* [REQUIRED TASK]
Images are excluded; otherwise, output every record exactly.

(Recorded data)

□ □ □ □

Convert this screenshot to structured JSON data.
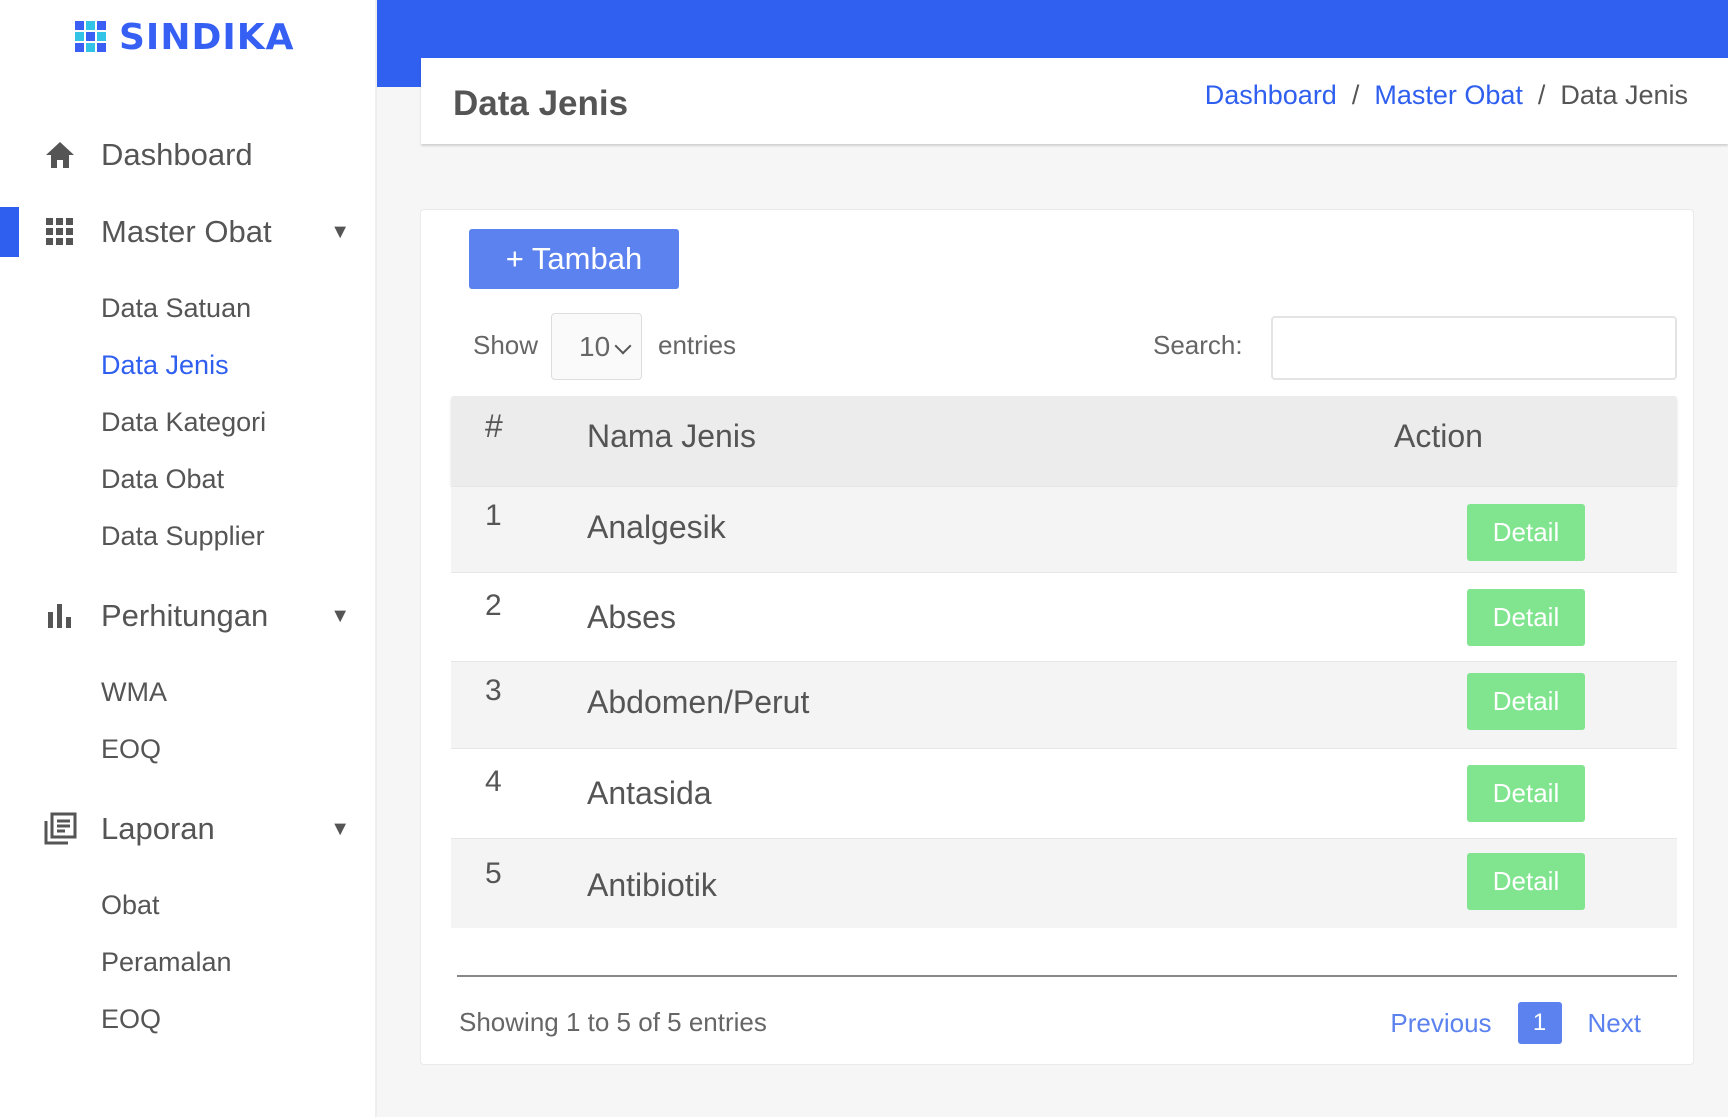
{
  "app": {
    "name": "SINDIKA"
  },
  "colors": {
    "primary": "#3060f0",
    "accent": "#5b82ee",
    "detail": "#81e48f"
  },
  "sidebar": {
    "items": [
      {
        "label": "Dashboard",
        "icon": "home-icon"
      },
      {
        "label": "Master Obat",
        "icon": "grid-icon",
        "active": true,
        "children": [
          "Data Satuan",
          "Data Jenis",
          "Data Kategori",
          "Data Obat",
          "Data Supplier"
        ]
      },
      {
        "label": "Perhitungan",
        "icon": "bar-chart-icon",
        "children": [
          "WMA",
          "EOQ"
        ]
      },
      {
        "label": "Laporan",
        "icon": "report-icon",
        "children": [
          "Obat",
          "Peramalan",
          "EOQ"
        ]
      }
    ],
    "active_child": "Data Jenis",
    "caret": "▼"
  },
  "header": {
    "title": "Data Jenis",
    "breadcrumb": {
      "home": "Dashboard",
      "parent": "Master Obat",
      "current": "Data Jenis",
      "sep": "/"
    }
  },
  "toolbar": {
    "add_label": "+ Tambah"
  },
  "controls": {
    "show_label": "Show",
    "page_size": "10",
    "entries_label": "entries",
    "search_label": "Search:",
    "search_value": ""
  },
  "table": {
    "columns": [
      "#",
      "Nama Jenis",
      "Action"
    ],
    "rows": [
      {
        "num": "1",
        "name": "Analgesik",
        "action": "Detail"
      },
      {
        "num": "2",
        "name": "Abses",
        "action": "Detail"
      },
      {
        "num": "3",
        "name": "Abdomen/Perut",
        "action": "Detail"
      },
      {
        "num": "4",
        "name": "Antasida",
        "action": "Detail"
      },
      {
        "num": "5",
        "name": "Antibiotik",
        "action": "Detail"
      }
    ]
  },
  "footer": {
    "info": "Showing 1 to 5 of 5 entries",
    "previous": "Previous",
    "current_page": "1",
    "next": "Next"
  }
}
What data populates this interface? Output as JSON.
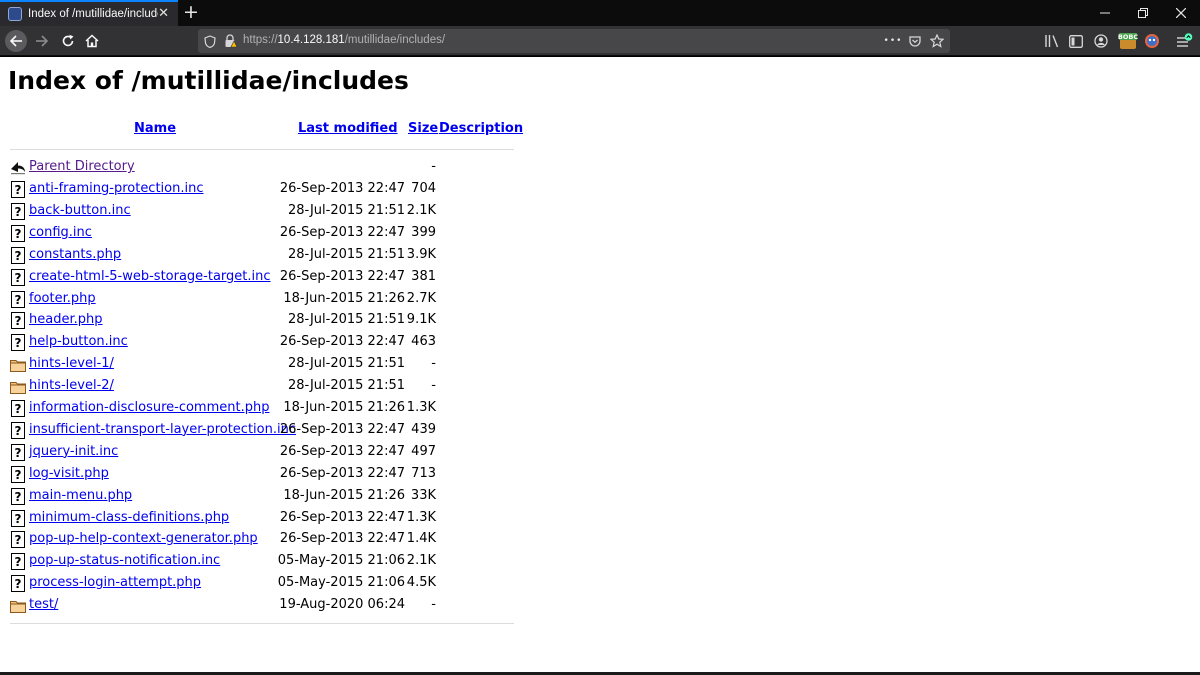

□ □ □ □

* [WRITTEN SOLUTION]
Convert this screenshot to structured JSON data.
{
  "app": {
    "name": "SINDIKA"
  },
  "colors": {
    "primary": "#3060f0",
    "accent": "#5b82ee",
    "detail": "#81e48f"
  },
  "sidebar": {
    "items": [
      {
        "label": "Dashboard",
        "icon": "home-icon"
      },
      {
        "label": "Master Obat",
        "icon": "grid-icon",
        "active": true,
        "children": [
          "Data Satuan",
          "Data Jenis",
          "Data Kategori",
          "Data Obat",
          "Data Supplier"
        ]
      },
      {
        "label": "Perhitungan",
        "icon": "bar-chart-icon",
        "children": [
          "WMA",
          "EOQ"
        ]
      },
      {
        "label": "Laporan",
        "icon": "report-icon",
        "children": [
          "Obat",
          "Peramalan",
          "EOQ"
        ]
      }
    ],
    "active_child": "Data Jenis",
    "caret": "▼"
  },
  "header": {
    "title": "Data Jenis",
    "breadcrumb": {
      "home": "Dashboard",
      "parent": "Master Obat",
      "current": "Data Jenis",
      "sep": "/"
    }
  },
  "toolbar": {
    "add_label": "+ Tambah"
  },
  "controls": {
    "show_label": "Show",
    "page_size": "10",
    "entries_label": "entries",
    "search_label": "Search:",
    "search_value": ""
  },
  "table": {
    "columns": [
      "#",
      "Nama Jenis",
      "Action"
    ],
    "rows": [
      {
        "num": "1",
        "name": "Analgesik",
        "action": "Detail"
      },
      {
        "num": "2",
        "name": "Abses",
        "action": "Detail"
      },
      {
        "num": "3",
        "name": "Abdomen/Perut",
        "action": "Detail"
      },
      {
        "num": "4",
        "name": "Antasida",
        "action": "Detail"
      },
      {
        "num": "5",
        "name": "Antibiotik",
        "action": "Detail"
      }
    ]
  },
  "footer": {
    "info": "Showing 1 to 5 of 5 entries",
    "previous": "Previous",
    "current_page": "1",
    "next": "Next"
  }
}
What data populates this interface? Output as JSON.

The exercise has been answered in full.